# [Task goal]
Reproduce every line of the material below, changing nothing.

# [Provided records]
** start **
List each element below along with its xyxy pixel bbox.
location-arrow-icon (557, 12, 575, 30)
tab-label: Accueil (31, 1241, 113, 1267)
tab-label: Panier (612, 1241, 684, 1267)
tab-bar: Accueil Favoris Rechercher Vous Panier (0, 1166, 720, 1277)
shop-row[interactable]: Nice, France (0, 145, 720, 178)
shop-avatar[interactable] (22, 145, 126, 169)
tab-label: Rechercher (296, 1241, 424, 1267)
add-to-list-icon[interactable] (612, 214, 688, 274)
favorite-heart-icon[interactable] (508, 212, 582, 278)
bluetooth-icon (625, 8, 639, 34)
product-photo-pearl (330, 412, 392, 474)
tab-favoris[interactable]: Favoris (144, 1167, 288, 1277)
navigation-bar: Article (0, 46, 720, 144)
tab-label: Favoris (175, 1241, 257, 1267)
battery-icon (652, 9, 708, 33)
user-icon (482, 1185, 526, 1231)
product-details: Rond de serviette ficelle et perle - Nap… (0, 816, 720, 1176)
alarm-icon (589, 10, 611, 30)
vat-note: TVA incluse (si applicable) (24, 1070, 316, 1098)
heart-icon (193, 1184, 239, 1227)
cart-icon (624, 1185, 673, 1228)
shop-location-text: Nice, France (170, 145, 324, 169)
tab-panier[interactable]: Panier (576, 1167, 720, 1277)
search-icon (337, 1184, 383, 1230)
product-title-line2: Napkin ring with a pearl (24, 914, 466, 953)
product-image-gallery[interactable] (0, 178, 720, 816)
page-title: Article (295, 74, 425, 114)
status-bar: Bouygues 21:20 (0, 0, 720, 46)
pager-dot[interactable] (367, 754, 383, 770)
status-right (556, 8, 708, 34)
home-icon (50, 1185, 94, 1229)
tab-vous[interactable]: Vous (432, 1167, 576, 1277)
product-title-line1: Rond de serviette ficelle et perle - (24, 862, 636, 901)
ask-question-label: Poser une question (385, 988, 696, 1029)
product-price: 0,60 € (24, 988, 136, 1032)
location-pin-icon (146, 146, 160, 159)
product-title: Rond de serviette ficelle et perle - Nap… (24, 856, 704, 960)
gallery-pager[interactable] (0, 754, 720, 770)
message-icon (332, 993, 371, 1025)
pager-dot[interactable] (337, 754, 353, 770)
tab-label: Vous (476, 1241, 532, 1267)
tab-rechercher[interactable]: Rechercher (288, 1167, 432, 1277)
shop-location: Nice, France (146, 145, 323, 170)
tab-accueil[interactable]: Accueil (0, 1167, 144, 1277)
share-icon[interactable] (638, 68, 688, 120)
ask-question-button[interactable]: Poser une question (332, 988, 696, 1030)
** end **
# [Output of the task]
List each element below along with its xyxy pixel bbox.
location-arrow-icon (557, 12, 575, 30)
tab-label: Accueil (31, 1241, 113, 1267)
tab-label: Panier (612, 1241, 684, 1267)
tab-bar: Accueil Favoris Rechercher Vous Panier (0, 1166, 720, 1277)
shop-row[interactable]: Nice, France (0, 145, 720, 178)
shop-avatar[interactable] (22, 145, 126, 169)
tab-label: Rechercher (296, 1241, 424, 1267)
add-to-list-icon[interactable] (612, 214, 688, 274)
favorite-heart-icon[interactable] (508, 212, 582, 278)
bluetooth-icon (625, 8, 639, 34)
product-photo-pearl (330, 412, 392, 474)
tab-favoris[interactable]: Favoris (144, 1167, 288, 1277)
navigation-bar: Article (0, 46, 720, 144)
tab-label: Favoris (175, 1241, 257, 1267)
battery-icon (652, 9, 708, 33)
user-icon (482, 1185, 526, 1231)
product-details: Rond de serviette ficelle et perle - Nap… (0, 816, 720, 1176)
alarm-icon (589, 10, 611, 30)
vat-note: TVA incluse (si applicable) (24, 1070, 316, 1098)
heart-icon (193, 1184, 239, 1227)
cart-icon (624, 1185, 673, 1228)
shop-location-text: Nice, France (170, 145, 324, 169)
tab-panier[interactable]: Panier (576, 1167, 720, 1277)
search-icon (337, 1184, 383, 1230)
product-title-line2: Napkin ring with a pearl (24, 914, 466, 953)
product-image-gallery[interactable] (0, 178, 720, 816)
page-title: Article (295, 74, 425, 114)
status-bar: Bouygues 21:20 (0, 0, 720, 46)
pager-dot[interactable] (367, 754, 383, 770)
status-right (556, 8, 708, 34)
home-icon (50, 1185, 94, 1229)
tab-vous[interactable]: Vous (432, 1167, 576, 1277)
product-title-line1: Rond de serviette ficelle et perle - (24, 862, 636, 901)
ask-question-label: Poser une question (385, 988, 696, 1029)
product-price: 0,60 € (24, 988, 136, 1032)
location-pin-icon (146, 146, 160, 159)
product-title: Rond de serviette ficelle et perle - Nap… (24, 856, 704, 960)
gallery-pager[interactable] (0, 754, 720, 770)
message-icon (332, 993, 371, 1025)
pager-dot[interactable] (337, 754, 353, 770)
tab-label: Vous (476, 1241, 532, 1267)
tab-rechercher[interactable]: Rechercher (288, 1167, 432, 1277)
shop-location: Nice, France (146, 145, 323, 170)
tab-accueil[interactable]: Accueil (0, 1167, 144, 1277)
share-icon[interactable] (638, 68, 688, 120)
ask-question-button[interactable]: Poser une question (332, 988, 696, 1030)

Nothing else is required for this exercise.